### PROBLEM
Write out the listing below exactly, and omit any images you find in it.

### RECORDS SUPPLIED
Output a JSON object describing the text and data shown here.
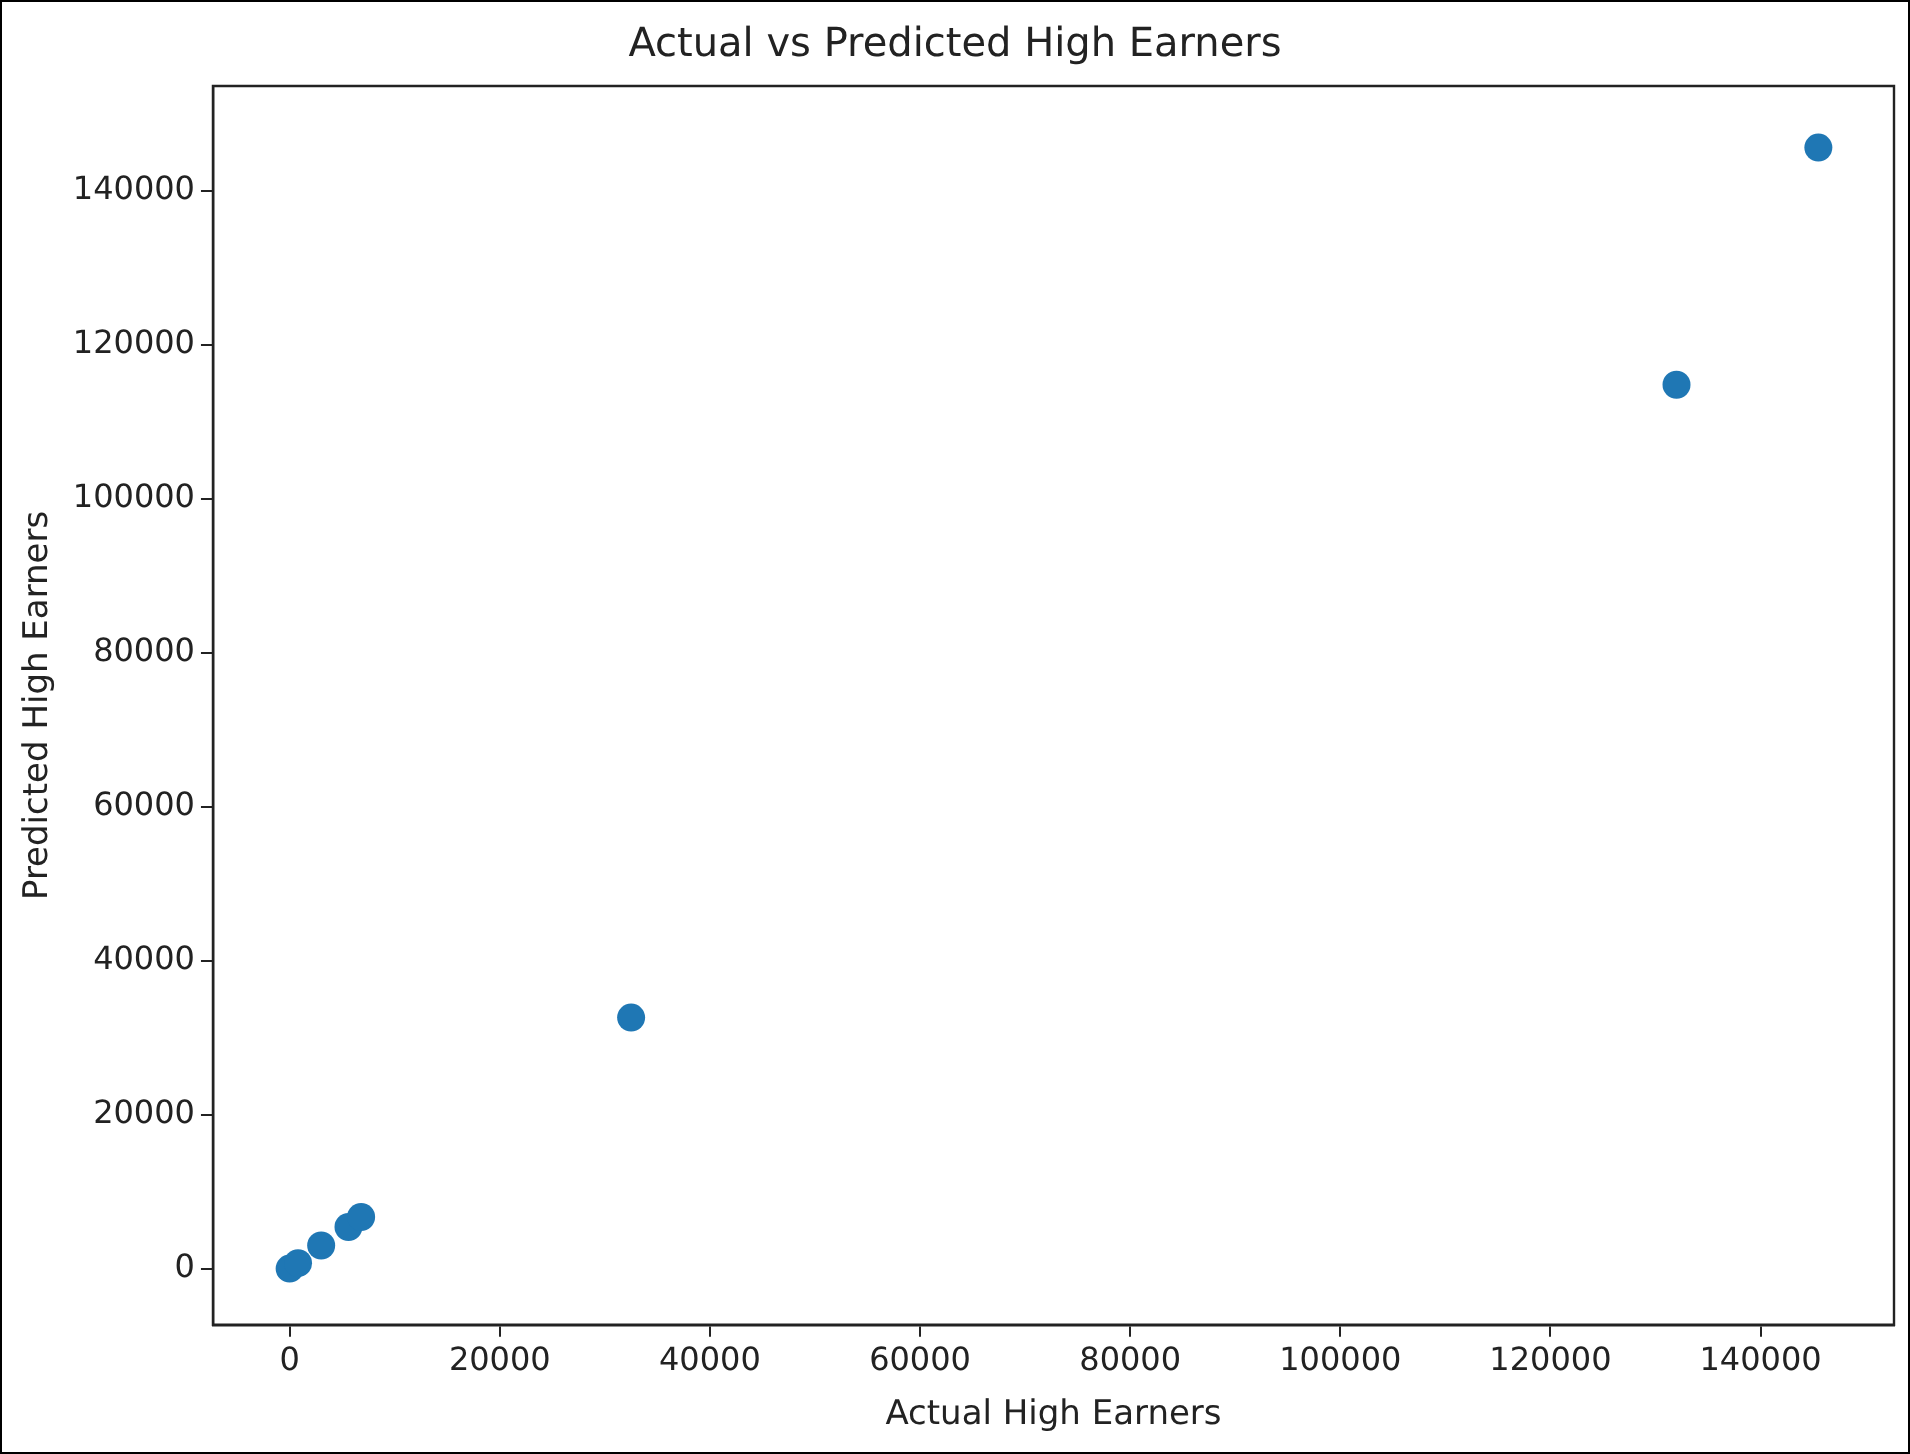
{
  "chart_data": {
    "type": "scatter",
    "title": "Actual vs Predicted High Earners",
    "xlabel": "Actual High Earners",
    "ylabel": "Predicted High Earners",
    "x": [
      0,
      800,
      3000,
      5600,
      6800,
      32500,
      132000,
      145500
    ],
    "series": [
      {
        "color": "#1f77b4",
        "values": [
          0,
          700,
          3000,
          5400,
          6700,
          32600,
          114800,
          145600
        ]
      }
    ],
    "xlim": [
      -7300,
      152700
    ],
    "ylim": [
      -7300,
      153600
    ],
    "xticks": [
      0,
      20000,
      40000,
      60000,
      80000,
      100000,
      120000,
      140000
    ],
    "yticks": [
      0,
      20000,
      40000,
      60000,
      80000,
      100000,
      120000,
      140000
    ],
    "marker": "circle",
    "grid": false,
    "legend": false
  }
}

### EXERCISE RESULT
Output a JSON object describing the text and data shown here.
{
  "chart_data": {
    "type": "scatter",
    "title": "Actual vs Predicted High Earners",
    "xlabel": "Actual High Earners",
    "ylabel": "Predicted High Earners",
    "x": [
      0,
      800,
      3000,
      5600,
      6800,
      32500,
      132000,
      145500
    ],
    "series": [
      {
        "color": "#1f77b4",
        "values": [
          0,
          700,
          3000,
          5400,
          6700,
          32600,
          114800,
          145600
        ]
      }
    ],
    "xlim": [
      -7300,
      152700
    ],
    "ylim": [
      -7300,
      153600
    ],
    "xticks": [
      0,
      20000,
      40000,
      60000,
      80000,
      100000,
      120000,
      140000
    ],
    "yticks": [
      0,
      20000,
      40000,
      60000,
      80000,
      100000,
      120000,
      140000
    ],
    "marker": "circle",
    "grid": false,
    "legend": false
  }
}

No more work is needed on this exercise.